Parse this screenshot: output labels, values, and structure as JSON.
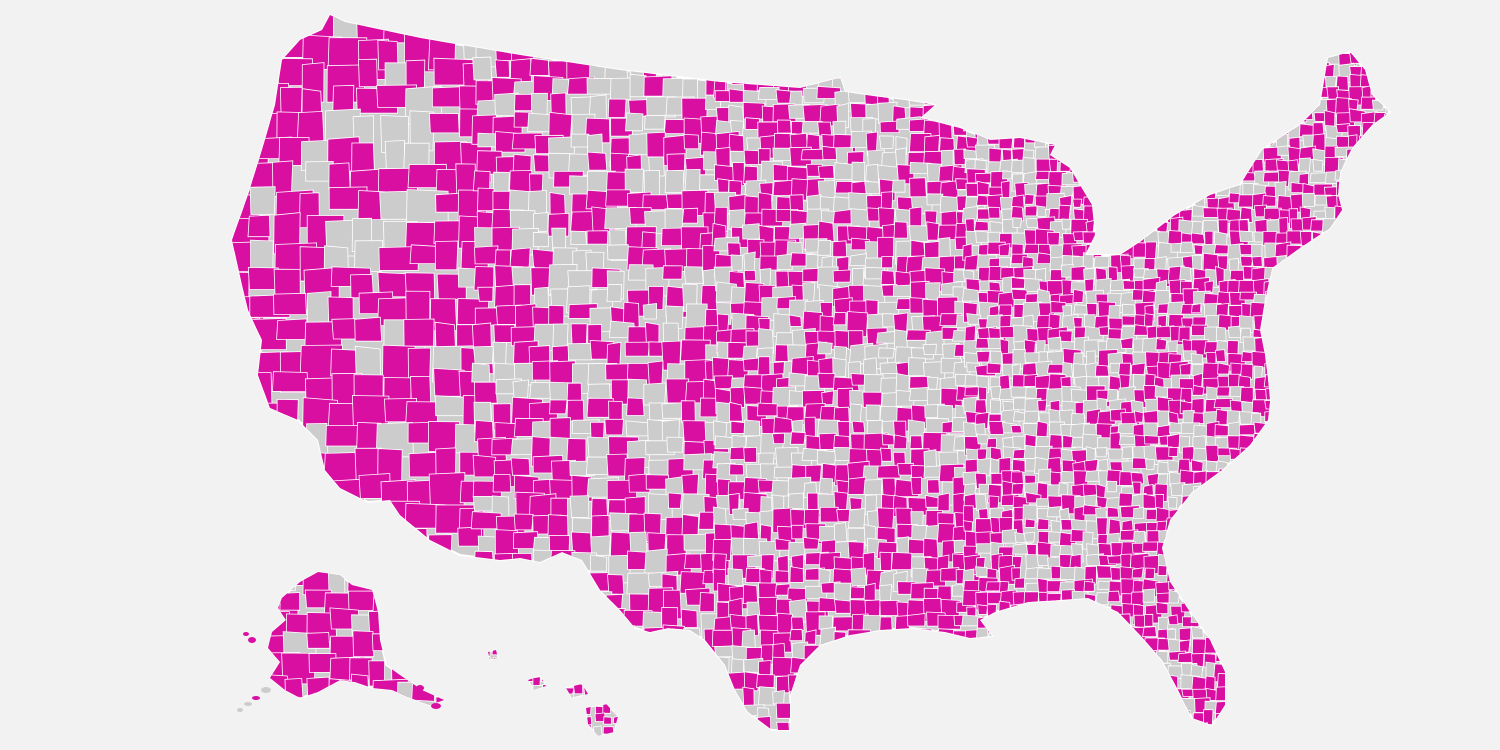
{
  "map": {
    "region_names": [
      "contiguous-us",
      "alaska",
      "hawaii"
    ],
    "colors": {
      "background": "#f2f2f2",
      "highlight": "#d90fa2",
      "base": "#cccccc",
      "border": "#ffffff"
    },
    "share_highlighted": 0.62
  }
}
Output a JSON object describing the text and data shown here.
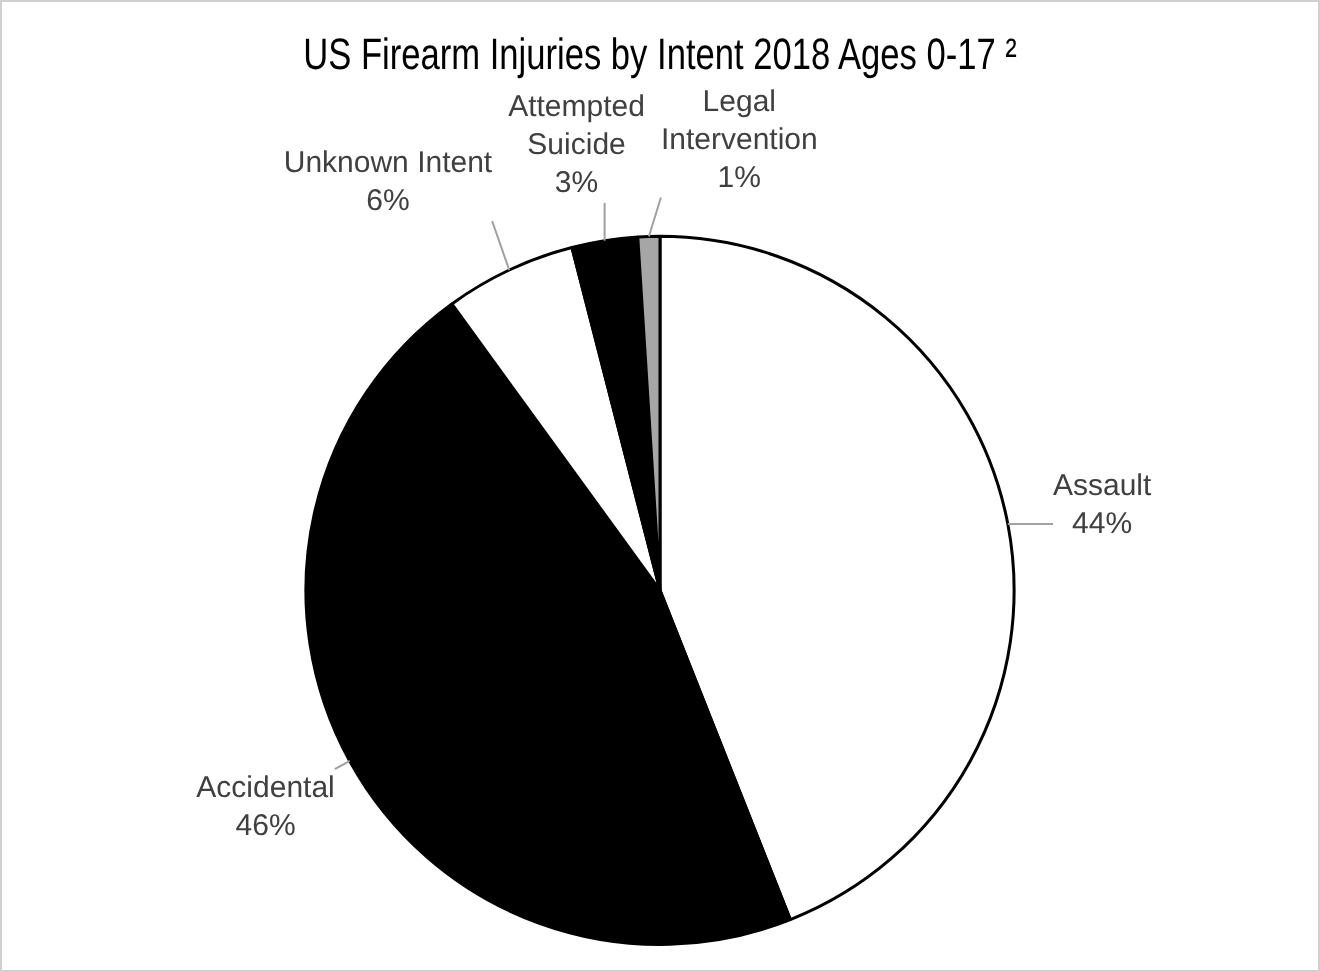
{
  "chart_data": {
    "type": "pie",
    "title": "US Firearm Injuries by Intent 2018 Ages 0-17 ²",
    "categories": [
      "Assault",
      "Accidental",
      "Unknown Intent",
      "Attempted Suicide",
      "Legal Intervention"
    ],
    "values": [
      44,
      46,
      6,
      3,
      1
    ],
    "colors": [
      "#ffffff",
      "#000000",
      "#ffffff",
      "#000000",
      "#a6a6a6"
    ],
    "value_labels": [
      "44%",
      "46%",
      "6%",
      "3%",
      "1%"
    ],
    "legend": false
  }
}
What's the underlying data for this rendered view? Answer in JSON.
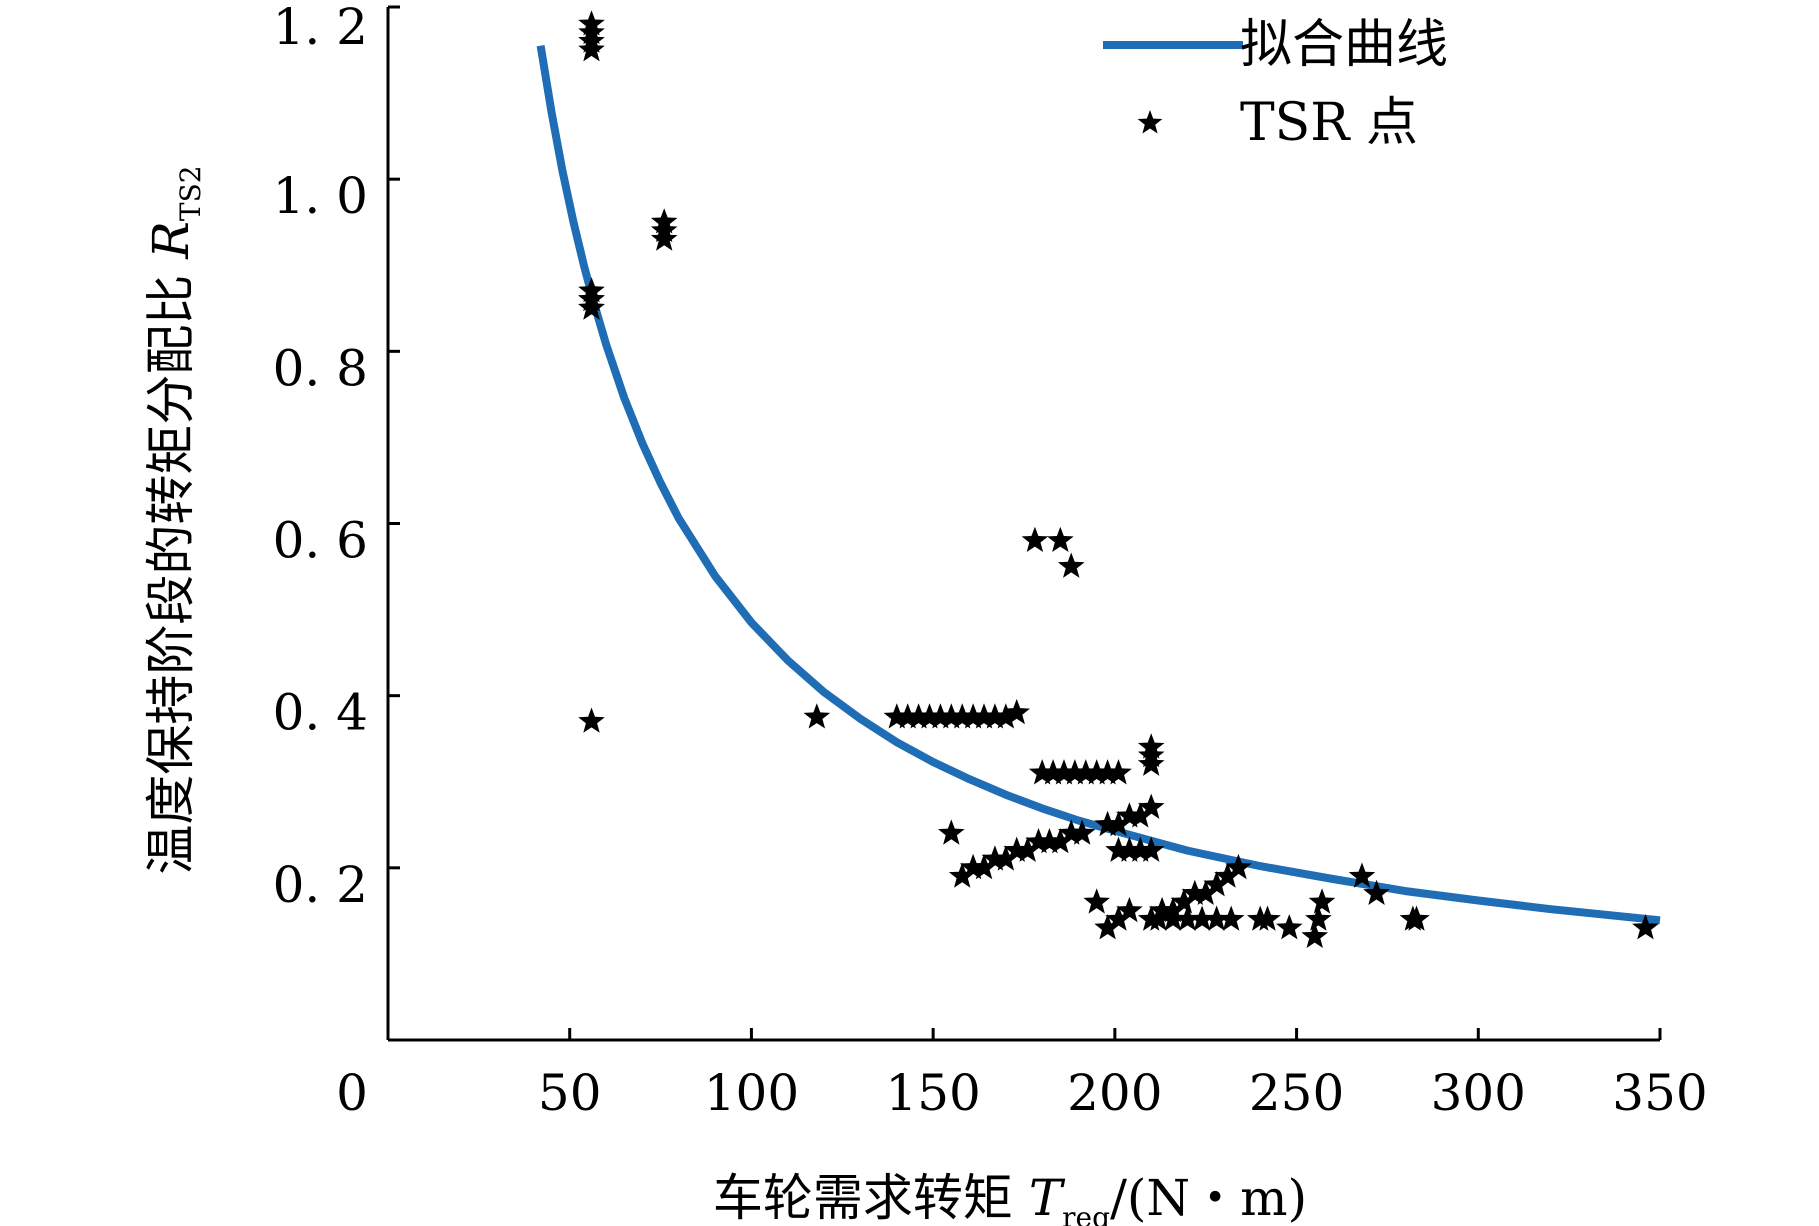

• Required work
Each entry must be retyped word for word, with every image omitted.

• Reply to the task
Parse this screenshot: output labels, values, and structure as JSON.
{
  "map": {
    "region_names": [
      "contiguous-us",
      "alaska",
      "hawaii"
    ],
    "colors": {
      "background": "#f2f2f2",
      "highlight": "#d90fa2",
      "base": "#cccccc",
      "border": "#ffffff"
    },
    "share_highlighted": 0.62
  }
}
Output a JSON object describing the text and data shown here.
{
  "chart_data": {
    "type": "pie",
    "title": "US Firearm Injuries by Intent 2018 Ages 0-17 ²",
    "categories": [
      "Assault",
      "Accidental",
      "Unknown Intent",
      "Attempted Suicide",
      "Legal Intervention"
    ],
    "values": [
      44,
      46,
      6,
      3,
      1
    ],
    "colors": [
      "#ffffff",
      "#000000",
      "#ffffff",
      "#000000",
      "#a6a6a6"
    ],
    "value_labels": [
      "44%",
      "46%",
      "6%",
      "3%",
      "1%"
    ],
    "legend": false
  }
}
What's the underlying data for this rendered view? Answer in JSON.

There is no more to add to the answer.